(PROBLEM TO WORK ON): Below are records. Copy every line with "found" in it.

--- Begin INPUT RECORDS ---

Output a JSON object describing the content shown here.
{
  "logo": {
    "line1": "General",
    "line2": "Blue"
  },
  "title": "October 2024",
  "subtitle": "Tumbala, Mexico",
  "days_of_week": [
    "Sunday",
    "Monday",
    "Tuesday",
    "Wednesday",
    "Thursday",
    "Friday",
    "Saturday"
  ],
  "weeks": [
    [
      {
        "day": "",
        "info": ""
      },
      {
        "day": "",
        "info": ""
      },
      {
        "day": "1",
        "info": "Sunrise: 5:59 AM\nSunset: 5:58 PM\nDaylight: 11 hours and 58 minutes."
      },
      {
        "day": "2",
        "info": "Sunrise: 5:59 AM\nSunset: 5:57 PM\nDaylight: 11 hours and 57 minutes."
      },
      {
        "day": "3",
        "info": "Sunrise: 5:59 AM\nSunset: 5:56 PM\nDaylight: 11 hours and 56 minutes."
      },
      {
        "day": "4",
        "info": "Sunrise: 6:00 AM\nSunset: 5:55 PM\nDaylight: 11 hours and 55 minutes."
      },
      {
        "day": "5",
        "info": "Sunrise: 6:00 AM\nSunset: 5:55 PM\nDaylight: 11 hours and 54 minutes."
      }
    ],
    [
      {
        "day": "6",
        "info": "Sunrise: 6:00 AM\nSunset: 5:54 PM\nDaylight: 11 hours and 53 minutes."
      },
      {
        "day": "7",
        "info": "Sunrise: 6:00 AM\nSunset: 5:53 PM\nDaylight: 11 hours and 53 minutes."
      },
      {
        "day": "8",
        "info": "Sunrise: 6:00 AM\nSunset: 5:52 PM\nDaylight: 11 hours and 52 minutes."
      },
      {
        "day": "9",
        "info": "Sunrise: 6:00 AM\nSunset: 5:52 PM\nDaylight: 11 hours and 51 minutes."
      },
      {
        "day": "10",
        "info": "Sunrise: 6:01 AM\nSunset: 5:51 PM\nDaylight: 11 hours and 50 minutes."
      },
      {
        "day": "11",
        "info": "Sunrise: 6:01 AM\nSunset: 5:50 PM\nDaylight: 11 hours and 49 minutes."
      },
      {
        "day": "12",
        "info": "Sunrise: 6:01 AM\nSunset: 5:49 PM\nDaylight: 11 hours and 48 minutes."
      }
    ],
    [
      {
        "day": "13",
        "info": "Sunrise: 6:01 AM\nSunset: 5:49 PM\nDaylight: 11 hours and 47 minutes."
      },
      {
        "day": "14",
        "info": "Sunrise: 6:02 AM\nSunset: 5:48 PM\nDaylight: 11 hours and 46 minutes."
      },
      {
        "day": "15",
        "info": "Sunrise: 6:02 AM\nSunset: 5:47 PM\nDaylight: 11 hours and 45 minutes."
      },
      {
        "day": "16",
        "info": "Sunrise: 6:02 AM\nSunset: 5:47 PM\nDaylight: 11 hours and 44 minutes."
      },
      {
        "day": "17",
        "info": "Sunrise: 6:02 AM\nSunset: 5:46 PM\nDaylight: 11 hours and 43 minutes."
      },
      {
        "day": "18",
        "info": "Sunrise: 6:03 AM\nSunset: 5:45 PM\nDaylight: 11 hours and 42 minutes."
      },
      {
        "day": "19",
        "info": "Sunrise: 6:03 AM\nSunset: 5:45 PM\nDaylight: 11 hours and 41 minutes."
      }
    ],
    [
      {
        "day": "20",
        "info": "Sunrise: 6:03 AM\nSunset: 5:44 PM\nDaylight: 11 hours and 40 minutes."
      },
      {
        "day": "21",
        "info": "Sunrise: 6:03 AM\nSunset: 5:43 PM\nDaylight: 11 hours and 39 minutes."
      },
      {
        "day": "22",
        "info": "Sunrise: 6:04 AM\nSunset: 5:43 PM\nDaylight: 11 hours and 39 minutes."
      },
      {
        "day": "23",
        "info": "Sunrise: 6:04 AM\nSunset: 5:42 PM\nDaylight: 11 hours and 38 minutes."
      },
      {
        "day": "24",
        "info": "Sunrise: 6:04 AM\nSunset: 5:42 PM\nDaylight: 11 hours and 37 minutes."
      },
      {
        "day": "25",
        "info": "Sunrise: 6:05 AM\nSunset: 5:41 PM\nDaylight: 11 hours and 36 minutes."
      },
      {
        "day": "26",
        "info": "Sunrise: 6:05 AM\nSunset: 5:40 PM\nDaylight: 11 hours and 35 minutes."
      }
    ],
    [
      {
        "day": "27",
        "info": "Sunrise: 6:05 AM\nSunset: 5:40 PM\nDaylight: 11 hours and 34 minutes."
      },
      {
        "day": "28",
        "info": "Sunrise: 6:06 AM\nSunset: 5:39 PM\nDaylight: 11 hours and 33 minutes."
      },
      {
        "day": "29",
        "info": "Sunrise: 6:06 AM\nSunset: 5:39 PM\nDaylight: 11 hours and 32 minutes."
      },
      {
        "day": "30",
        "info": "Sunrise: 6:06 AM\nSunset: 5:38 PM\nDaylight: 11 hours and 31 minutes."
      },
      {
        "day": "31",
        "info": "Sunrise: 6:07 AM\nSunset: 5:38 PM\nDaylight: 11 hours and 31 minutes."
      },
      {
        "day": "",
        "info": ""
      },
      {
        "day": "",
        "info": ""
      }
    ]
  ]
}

--- End INPUT RECORDS ---
--- Begin INPUT RECORDS ---

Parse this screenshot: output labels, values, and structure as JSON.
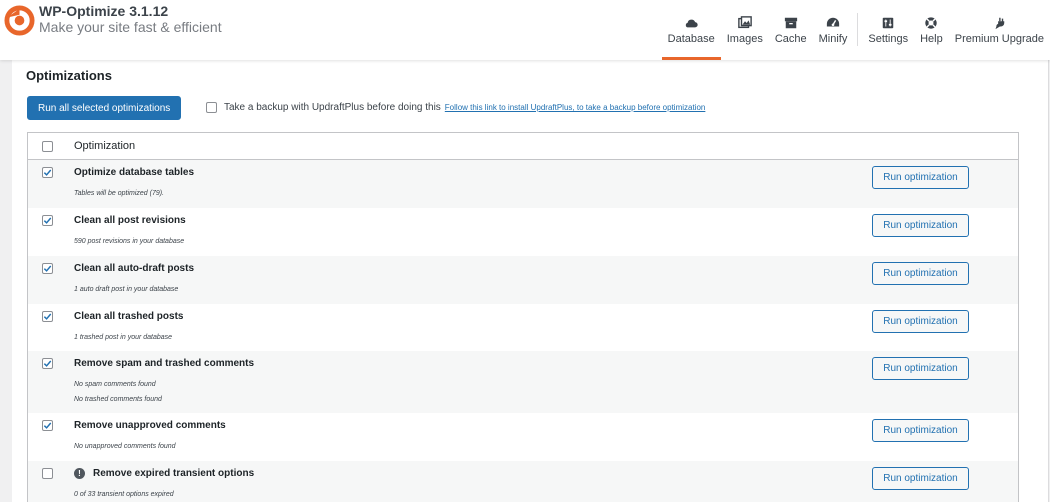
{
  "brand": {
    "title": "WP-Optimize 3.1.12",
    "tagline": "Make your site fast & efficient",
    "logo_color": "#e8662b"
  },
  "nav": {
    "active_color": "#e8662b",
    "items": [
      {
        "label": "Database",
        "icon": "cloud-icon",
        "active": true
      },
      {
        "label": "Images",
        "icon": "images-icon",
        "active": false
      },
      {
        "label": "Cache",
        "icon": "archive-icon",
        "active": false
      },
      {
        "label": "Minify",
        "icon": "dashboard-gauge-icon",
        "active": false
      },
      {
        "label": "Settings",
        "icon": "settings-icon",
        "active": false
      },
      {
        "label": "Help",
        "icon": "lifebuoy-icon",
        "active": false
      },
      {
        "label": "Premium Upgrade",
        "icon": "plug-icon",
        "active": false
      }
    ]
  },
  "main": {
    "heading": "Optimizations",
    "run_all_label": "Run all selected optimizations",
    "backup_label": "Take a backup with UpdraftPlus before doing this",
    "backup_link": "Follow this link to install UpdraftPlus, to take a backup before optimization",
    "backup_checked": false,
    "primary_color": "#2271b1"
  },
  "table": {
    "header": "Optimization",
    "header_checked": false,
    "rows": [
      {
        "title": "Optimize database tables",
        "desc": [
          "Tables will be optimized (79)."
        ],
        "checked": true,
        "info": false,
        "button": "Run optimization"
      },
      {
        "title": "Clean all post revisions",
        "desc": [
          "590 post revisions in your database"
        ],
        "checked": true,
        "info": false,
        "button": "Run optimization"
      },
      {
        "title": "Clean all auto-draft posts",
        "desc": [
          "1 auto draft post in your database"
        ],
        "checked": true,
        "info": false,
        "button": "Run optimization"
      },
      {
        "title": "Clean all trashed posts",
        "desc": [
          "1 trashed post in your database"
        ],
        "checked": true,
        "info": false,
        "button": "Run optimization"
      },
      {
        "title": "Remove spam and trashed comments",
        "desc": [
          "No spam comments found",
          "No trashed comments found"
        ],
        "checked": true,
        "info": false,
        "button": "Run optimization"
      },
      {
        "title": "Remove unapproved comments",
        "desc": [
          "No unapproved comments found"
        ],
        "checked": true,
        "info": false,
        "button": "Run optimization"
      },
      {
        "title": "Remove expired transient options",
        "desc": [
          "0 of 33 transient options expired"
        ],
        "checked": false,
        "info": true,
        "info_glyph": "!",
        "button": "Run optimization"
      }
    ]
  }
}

--- End INPUT RECORDS ---
--- Begin INPUT RECORDS ---

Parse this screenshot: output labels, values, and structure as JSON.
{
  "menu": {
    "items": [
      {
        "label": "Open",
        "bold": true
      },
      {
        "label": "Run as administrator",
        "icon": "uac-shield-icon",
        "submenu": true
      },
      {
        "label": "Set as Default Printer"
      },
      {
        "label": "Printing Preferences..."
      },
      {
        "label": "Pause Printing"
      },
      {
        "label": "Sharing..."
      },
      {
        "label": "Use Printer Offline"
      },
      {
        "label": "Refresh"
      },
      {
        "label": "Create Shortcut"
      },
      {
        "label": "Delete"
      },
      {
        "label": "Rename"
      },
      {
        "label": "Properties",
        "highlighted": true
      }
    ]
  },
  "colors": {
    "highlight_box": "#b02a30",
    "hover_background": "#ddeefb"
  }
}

--- End INPUT RECORDS ---

(FULL SOLUTION):
          "No spam comments found",
          "No trashed comments found"
          "No unapproved comments found"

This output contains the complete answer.